STATED TASK: Return a copy of every line in the records that includes the word "向盐水中继续加清水".

GIVEN INFORMATION:
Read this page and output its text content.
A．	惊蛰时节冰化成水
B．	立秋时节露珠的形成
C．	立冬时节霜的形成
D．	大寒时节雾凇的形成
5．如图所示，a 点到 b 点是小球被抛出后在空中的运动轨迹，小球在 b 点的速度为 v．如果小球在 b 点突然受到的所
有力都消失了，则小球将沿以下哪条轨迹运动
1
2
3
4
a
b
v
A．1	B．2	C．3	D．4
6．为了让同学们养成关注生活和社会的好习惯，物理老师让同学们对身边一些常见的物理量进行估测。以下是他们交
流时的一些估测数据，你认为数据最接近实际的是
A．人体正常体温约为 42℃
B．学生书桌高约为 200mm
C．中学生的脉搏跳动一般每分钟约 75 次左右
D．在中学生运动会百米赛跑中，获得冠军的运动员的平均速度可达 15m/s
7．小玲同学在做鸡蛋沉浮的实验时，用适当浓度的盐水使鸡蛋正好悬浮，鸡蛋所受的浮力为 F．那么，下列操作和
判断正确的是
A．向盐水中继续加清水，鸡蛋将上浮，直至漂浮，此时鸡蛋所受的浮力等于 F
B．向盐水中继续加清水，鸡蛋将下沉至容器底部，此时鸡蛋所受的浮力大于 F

REPLY TO THE TASK:
A．向盐水中继续加清水，鸡蛋将上浮，直至漂浮，此时鸡蛋所受的浮力等于 F
B．向盐水中继续加清水，鸡蛋将下沉至容器底部，此时鸡蛋所受的浮力大于 F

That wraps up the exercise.